> Short exercise:
Write down each entry again, exactly as it reads.
-- BEGIN Given data --
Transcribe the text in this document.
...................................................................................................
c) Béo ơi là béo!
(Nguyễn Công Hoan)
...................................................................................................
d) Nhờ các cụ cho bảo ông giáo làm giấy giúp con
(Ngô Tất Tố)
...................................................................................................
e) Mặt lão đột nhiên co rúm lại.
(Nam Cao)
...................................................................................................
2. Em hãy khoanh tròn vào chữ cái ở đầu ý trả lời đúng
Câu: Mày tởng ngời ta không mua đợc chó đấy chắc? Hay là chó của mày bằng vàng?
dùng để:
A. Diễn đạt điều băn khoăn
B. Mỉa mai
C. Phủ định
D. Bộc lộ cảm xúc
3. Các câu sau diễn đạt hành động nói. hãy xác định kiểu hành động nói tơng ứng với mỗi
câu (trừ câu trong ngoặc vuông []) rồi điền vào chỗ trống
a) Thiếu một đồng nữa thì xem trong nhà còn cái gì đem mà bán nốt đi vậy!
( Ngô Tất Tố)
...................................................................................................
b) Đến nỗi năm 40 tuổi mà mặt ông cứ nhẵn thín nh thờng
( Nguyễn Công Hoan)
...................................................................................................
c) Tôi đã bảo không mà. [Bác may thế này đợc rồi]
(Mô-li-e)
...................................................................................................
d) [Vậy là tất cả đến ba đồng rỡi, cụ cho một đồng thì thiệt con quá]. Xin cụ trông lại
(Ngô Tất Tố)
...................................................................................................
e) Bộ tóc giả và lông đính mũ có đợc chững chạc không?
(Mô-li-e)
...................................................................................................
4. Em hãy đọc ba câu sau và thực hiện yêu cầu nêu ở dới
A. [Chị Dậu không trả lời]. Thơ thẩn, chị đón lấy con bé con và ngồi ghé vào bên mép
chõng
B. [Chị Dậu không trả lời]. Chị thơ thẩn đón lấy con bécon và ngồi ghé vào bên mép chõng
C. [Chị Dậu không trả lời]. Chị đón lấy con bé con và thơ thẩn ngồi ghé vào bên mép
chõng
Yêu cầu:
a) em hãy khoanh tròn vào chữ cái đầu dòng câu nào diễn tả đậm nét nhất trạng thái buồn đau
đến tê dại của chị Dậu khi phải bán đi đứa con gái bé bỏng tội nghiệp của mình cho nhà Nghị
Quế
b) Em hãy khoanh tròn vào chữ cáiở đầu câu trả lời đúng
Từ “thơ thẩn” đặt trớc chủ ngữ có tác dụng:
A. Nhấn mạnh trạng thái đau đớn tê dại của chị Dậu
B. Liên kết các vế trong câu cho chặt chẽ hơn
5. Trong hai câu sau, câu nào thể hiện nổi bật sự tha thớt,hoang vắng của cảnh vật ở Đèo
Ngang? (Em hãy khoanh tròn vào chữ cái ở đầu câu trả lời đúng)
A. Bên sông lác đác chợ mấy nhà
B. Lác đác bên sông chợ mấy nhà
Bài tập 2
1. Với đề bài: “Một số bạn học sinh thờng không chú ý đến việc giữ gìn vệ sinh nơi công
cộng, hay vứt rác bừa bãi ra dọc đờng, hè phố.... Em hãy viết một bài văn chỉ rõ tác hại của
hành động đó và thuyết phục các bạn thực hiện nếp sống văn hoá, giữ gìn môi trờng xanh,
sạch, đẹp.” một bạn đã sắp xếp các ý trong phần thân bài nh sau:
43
-- END Given data --
> Exercise solution:
Transcribe the text in this document.
...................................................................................................
c) Béo ơi là béo!
(Nguyễn Công Hoan)
...................................................................................................
d) Nhờ các cụ cho bảo ông giáo làm giấy giúp con
(Ngô Tất Tố)
...................................................................................................
e) Mặt lão đột nhiên co rúm lại.
(Nam Cao)
...................................................................................................
2. Em hãy khoanh tròn vào chữ cái ở đầu ý trả lời đúng
Câu: Mày tởng ngời ta không mua đợc chó đấy chắc? Hay là chó của mày bằng vàng?
dùng để:
A. Diễn đạt điều băn khoăn
B. Mỉa mai
C. Phủ định
D. Bộc lộ cảm xúc
3. Các câu sau diễn đạt hành động nói. hãy xác định kiểu hành động nói tơng ứng với mỗi
câu (trừ câu trong ngoặc vuông []) rồi điền vào chỗ trống
a) Thiếu một đồng nữa thì xem trong nhà còn cái gì đem mà bán nốt đi vậy!
( Ngô Tất Tố)
...................................................................................................
b) Đến nỗi năm 40 tuổi mà mặt ông cứ nhẵn thín nh thờng
( Nguyễn Công Hoan)
...................................................................................................
c) Tôi đã bảo không mà. [Bác may thế này đợc rồi]
(Mô-li-e)
...................................................................................................
d) [Vậy là tất cả đến ba đồng rỡi, cụ cho một đồng thì thiệt con quá]. Xin cụ trông lại
(Ngô Tất Tố)
...................................................................................................
e) Bộ tóc giả và lông đính mũ có đợc chững chạc không?
(Mô-li-e)
...................................................................................................
4. Em hãy đọc ba câu sau và thực hiện yêu cầu nêu ở dới
A. [Chị Dậu không trả lời]. Thơ thẩn, chị đón lấy con bé con và ngồi ghé vào bên mép
chõng
B. [Chị Dậu không trả lời]. Chị thơ thẩn đón lấy con bécon và ngồi ghé vào bên mép chõng
C. [Chị Dậu không trả lời]. Chị đón lấy con bé con và thơ thẩn ngồi ghé vào bên mép
chõng
Yêu cầu:
a) em hãy khoanh tròn vào chữ cái đầu dòng câu nào diễn tả đậm nét nhất trạng thái buồn đau
đến tê dại của chị Dậu khi phải bán đi đứa con gái bé bỏng tội nghiệp của mình cho nhà Nghị
Quế
b) Em hãy khoanh tròn vào chữ cáiở đầu câu trả lời đúng
Từ “thơ thẩn” đặt trớc chủ ngữ có tác dụng:
A. Nhấn mạnh trạng thái đau đớn tê dại của chị Dậu
B. Liên kết các vế trong câu cho chặt chẽ hơn
5. Trong hai câu sau, câu nào thể hiện nổi bật sự tha thớt,hoang vắng của cảnh vật ở Đèo
Ngang? (Em hãy khoanh tròn vào chữ cái ở đầu câu trả lời đúng)
A. Bên sông lác đác chợ mấy nhà
B. Lác đác bên sông chợ mấy nhà
Bài tập 2
1. Với đề bài: “Một số bạn học sinh thờng không chú ý đến việc giữ gìn vệ sinh nơi công
cộng, hay vứt rác bừa bãi ra dọc đờng, hè phố.... Em hãy viết một bài văn chỉ rõ tác hại của
hành động đó và thuyết phục các bạn thực hiện nếp sống văn hoá, giữ gìn môi trờng xanh,
sạch, đẹp.” một bạn đã sắp xếp các ý trong phần thân bài nh sau:
43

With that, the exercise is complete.